====== ENTRIES SHOWN ======

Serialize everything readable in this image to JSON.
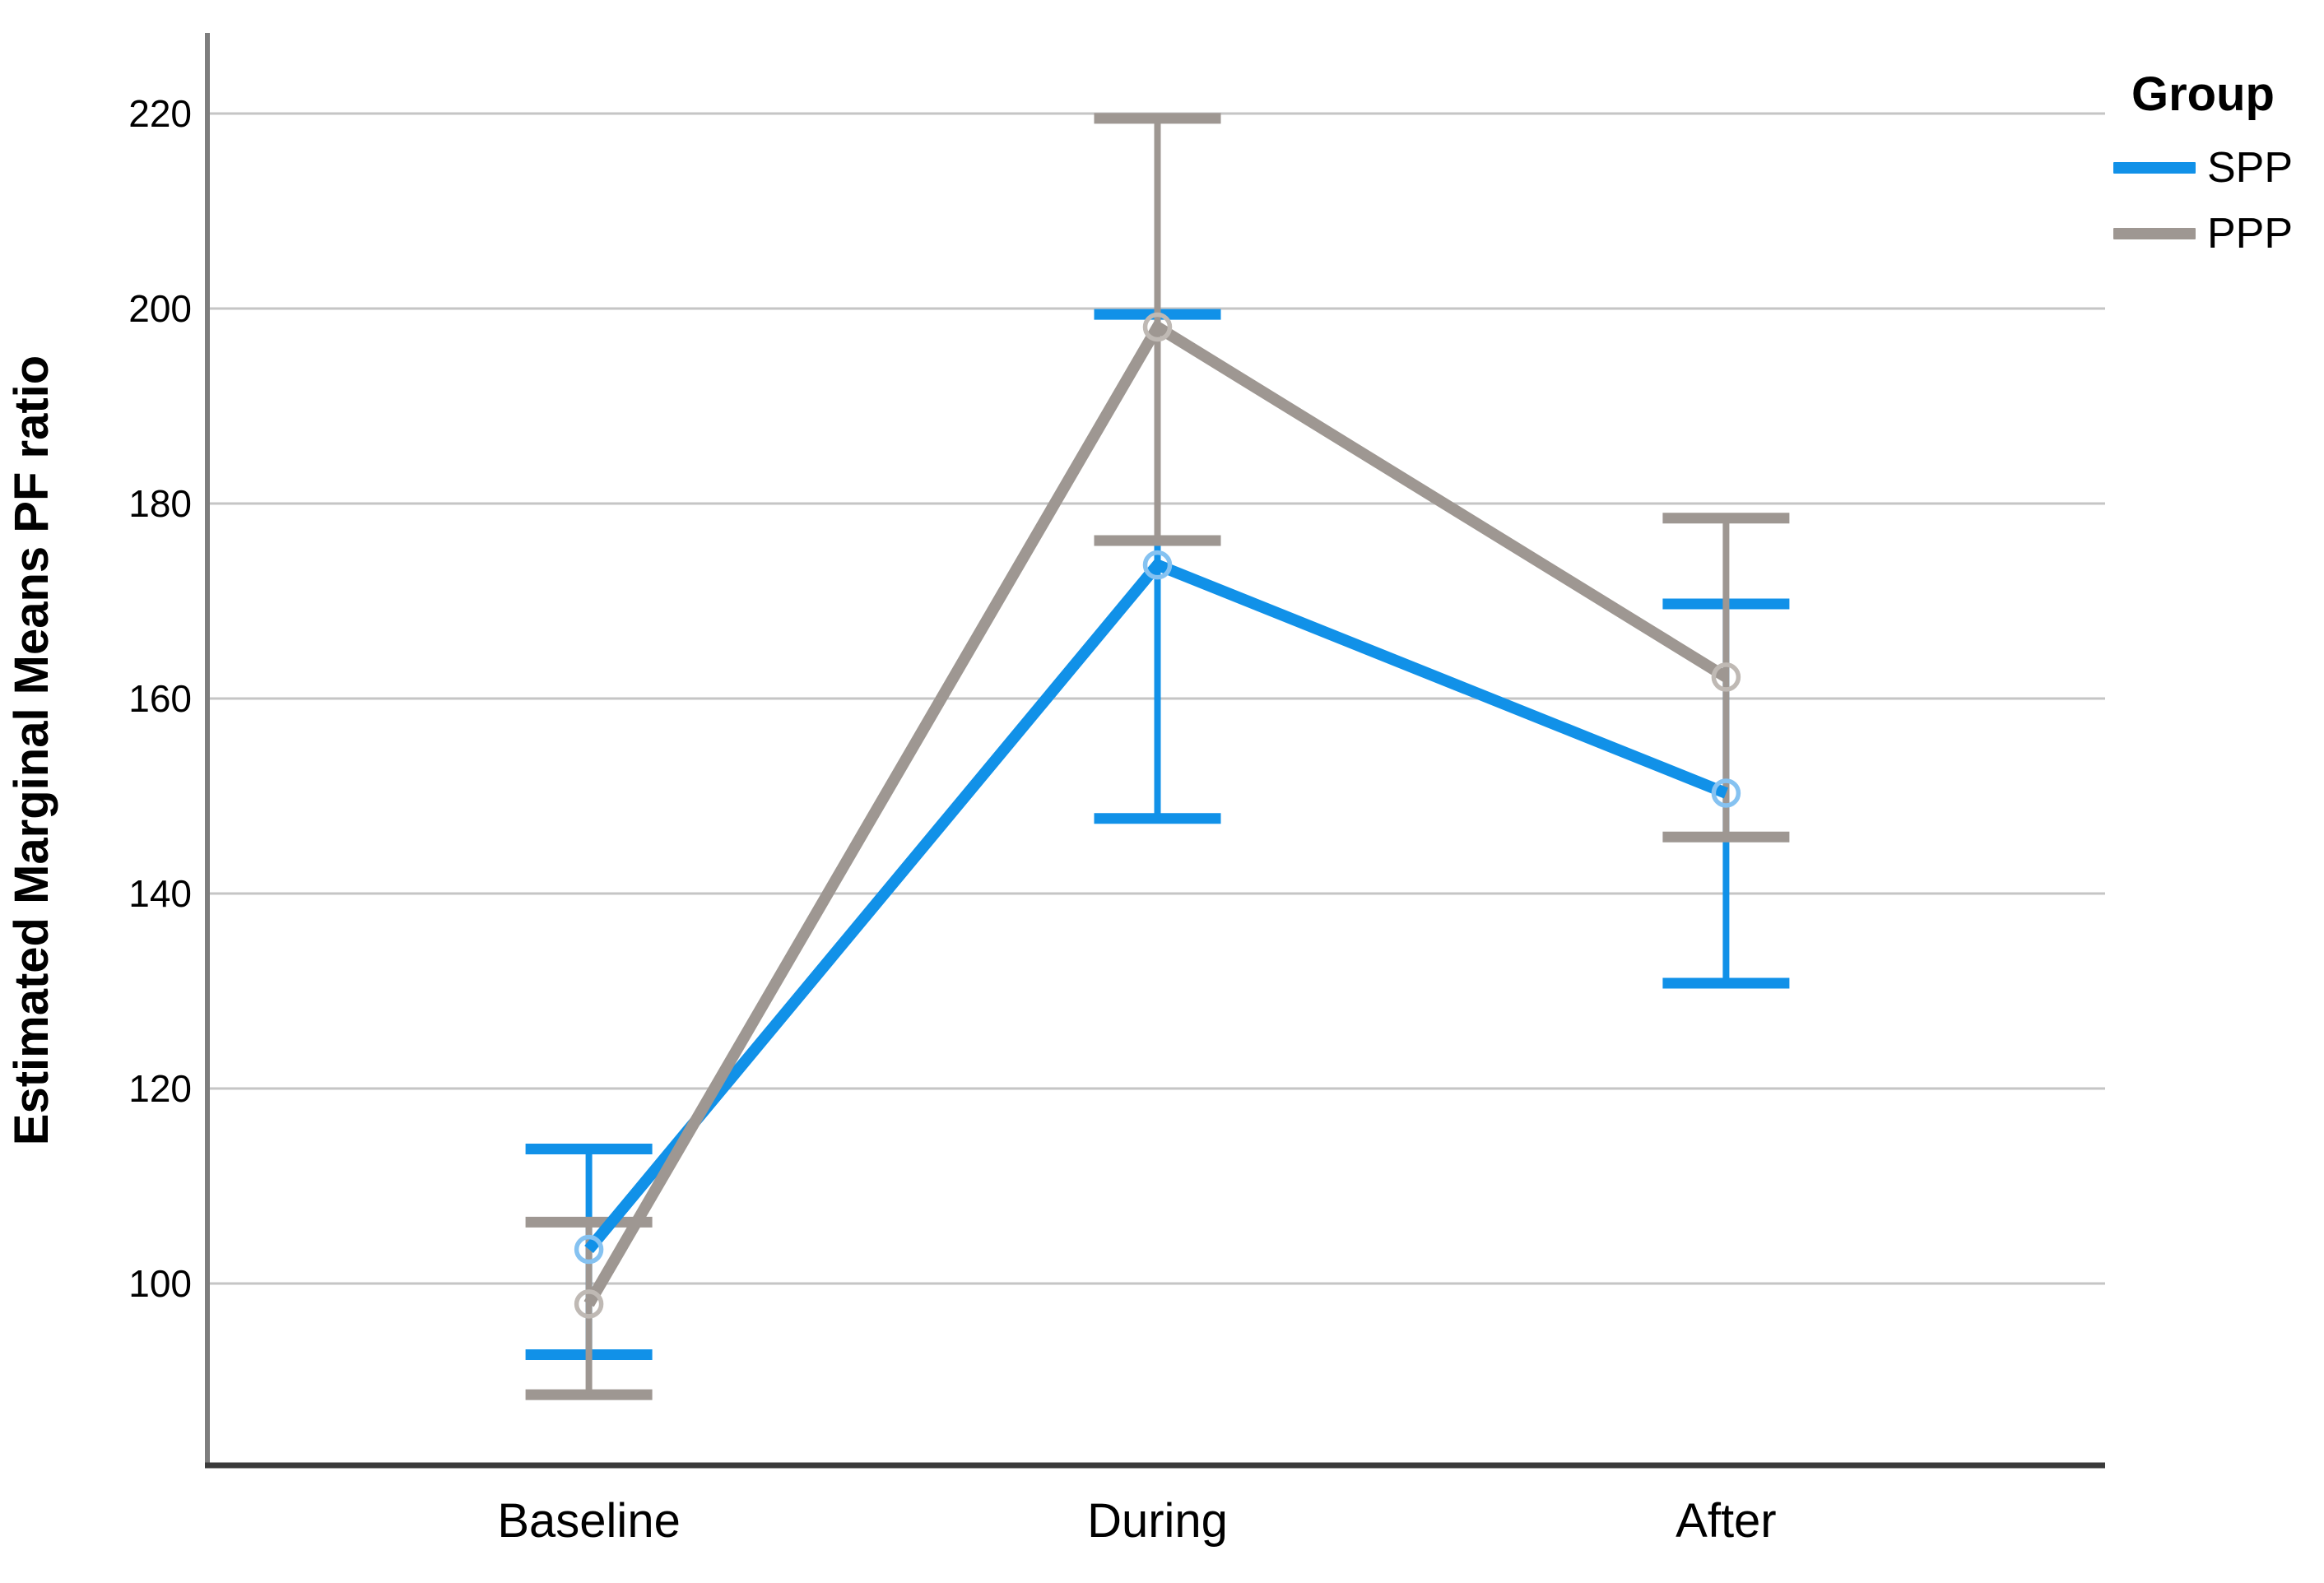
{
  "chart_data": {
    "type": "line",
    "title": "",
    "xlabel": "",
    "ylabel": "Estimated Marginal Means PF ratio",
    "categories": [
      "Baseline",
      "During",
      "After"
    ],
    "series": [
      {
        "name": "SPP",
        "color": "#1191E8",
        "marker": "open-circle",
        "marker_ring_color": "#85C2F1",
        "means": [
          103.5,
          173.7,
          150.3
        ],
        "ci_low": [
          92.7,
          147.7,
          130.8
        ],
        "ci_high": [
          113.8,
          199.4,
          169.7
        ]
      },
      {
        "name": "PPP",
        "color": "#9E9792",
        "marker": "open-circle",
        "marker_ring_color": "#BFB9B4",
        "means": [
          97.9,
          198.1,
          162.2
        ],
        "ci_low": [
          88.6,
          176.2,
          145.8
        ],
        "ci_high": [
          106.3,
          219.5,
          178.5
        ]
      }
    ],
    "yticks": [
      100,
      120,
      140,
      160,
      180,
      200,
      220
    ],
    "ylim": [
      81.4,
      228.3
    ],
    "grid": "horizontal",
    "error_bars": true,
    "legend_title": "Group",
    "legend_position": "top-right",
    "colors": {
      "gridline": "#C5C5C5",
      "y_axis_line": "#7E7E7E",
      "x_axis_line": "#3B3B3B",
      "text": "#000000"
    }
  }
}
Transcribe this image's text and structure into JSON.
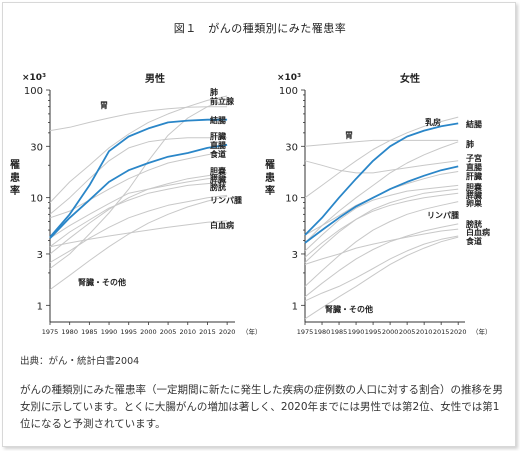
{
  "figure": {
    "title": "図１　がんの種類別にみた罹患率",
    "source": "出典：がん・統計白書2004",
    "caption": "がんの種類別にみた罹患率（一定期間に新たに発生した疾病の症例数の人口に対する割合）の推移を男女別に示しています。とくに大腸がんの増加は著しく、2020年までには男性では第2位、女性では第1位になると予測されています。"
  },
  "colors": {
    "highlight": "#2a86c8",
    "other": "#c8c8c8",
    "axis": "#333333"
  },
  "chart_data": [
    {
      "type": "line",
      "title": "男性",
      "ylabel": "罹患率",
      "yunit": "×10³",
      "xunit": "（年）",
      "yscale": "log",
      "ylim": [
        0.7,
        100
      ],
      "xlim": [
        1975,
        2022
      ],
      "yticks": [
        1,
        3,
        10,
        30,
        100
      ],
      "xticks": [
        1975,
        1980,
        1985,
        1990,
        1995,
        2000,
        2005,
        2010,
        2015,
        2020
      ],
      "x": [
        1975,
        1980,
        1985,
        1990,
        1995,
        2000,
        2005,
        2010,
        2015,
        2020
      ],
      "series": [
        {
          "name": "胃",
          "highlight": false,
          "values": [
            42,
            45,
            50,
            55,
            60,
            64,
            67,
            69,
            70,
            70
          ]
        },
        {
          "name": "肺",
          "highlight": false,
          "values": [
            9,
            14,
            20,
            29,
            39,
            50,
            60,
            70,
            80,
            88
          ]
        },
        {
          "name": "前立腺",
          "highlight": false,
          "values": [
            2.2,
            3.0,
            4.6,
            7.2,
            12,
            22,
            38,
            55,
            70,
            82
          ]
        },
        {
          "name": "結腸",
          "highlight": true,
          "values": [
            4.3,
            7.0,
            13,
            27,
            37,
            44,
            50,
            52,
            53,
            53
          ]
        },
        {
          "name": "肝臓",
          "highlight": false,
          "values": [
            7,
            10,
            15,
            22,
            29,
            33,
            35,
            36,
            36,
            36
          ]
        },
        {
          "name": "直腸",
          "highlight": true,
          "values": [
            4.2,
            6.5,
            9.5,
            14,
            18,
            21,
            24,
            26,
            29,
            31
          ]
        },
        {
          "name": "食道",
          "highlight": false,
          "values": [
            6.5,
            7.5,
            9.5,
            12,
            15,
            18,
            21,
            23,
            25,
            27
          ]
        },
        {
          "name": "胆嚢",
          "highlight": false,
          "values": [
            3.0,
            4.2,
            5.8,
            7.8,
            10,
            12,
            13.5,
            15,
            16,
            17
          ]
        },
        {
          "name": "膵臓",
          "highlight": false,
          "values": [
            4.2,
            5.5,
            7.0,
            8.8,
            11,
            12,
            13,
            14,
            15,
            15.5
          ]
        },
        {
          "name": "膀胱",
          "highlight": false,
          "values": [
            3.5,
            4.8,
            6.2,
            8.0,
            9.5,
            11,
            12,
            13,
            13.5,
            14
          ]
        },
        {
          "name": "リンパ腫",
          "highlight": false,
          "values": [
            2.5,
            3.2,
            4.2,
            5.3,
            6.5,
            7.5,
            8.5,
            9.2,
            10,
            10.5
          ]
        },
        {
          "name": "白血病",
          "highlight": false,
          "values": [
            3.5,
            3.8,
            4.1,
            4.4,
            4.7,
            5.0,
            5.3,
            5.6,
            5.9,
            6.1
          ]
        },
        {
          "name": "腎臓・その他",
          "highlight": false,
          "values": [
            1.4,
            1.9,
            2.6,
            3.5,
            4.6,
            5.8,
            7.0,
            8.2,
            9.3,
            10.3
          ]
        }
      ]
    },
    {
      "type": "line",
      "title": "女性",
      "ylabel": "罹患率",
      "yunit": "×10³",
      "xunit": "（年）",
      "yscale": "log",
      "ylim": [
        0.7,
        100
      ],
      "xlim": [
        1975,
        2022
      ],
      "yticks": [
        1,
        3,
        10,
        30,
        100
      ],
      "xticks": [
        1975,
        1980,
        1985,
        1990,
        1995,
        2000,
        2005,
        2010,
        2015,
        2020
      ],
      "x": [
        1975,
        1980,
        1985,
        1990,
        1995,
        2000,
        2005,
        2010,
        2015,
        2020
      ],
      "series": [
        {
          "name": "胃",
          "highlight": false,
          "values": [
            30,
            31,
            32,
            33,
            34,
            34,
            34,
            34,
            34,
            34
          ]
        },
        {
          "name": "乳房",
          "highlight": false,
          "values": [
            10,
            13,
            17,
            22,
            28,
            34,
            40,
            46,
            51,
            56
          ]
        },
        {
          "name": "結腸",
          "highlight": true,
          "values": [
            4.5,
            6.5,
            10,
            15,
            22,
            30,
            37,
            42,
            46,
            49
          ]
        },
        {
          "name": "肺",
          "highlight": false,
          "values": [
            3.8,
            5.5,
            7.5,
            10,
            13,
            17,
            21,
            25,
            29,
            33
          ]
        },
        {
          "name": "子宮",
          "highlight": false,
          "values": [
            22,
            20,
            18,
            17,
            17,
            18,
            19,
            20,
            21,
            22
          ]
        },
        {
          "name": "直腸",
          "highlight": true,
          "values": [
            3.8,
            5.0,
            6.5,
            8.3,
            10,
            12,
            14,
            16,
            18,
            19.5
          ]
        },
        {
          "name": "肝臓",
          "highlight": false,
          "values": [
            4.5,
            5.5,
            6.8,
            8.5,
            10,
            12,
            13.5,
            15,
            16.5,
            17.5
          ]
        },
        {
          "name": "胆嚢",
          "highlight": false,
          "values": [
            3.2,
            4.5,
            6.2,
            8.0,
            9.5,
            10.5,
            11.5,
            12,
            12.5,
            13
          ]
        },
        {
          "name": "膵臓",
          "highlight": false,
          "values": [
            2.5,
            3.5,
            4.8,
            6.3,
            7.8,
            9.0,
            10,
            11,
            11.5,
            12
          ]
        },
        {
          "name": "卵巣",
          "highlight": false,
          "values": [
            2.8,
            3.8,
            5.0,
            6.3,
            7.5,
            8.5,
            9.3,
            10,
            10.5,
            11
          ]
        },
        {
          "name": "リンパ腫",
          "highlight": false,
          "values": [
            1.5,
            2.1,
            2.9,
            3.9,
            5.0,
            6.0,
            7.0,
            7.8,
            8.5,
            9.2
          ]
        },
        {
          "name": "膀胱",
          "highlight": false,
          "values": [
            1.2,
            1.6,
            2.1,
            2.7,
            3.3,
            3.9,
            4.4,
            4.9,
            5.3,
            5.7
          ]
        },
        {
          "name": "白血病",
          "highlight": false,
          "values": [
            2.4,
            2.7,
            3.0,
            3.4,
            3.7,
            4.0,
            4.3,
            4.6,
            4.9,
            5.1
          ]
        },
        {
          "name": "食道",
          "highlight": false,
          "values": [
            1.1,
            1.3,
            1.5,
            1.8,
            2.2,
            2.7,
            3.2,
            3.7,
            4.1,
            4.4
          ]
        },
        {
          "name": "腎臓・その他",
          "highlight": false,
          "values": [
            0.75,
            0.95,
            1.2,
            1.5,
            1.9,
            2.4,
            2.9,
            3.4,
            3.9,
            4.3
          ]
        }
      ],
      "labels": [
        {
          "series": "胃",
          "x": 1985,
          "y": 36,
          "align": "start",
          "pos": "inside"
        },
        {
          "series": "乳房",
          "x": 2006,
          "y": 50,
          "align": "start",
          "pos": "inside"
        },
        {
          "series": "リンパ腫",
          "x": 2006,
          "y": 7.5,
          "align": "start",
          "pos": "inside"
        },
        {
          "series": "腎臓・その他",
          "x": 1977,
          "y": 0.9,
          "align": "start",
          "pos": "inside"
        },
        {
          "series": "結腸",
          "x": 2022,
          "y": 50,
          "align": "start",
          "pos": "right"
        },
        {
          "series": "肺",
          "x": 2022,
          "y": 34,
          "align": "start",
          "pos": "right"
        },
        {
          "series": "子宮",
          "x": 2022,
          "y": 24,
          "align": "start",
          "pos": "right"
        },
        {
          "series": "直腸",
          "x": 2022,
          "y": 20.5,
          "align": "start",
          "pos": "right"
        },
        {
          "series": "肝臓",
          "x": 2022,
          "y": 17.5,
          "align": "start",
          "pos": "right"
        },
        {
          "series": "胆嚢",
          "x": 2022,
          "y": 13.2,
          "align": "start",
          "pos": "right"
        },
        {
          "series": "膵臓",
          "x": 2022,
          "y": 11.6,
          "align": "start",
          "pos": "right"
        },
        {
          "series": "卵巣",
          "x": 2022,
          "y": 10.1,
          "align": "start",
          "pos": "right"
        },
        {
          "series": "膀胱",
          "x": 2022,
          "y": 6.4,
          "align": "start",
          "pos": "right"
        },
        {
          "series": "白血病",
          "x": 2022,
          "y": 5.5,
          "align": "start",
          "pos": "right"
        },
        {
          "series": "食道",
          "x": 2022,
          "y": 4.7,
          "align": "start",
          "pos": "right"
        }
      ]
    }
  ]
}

======

# WHAT YOU NEED TO DO
Give the count of lines in the data above that hold the string "がんの種類別にみた罹患率", with no additional words.

# FINISHED TASK
2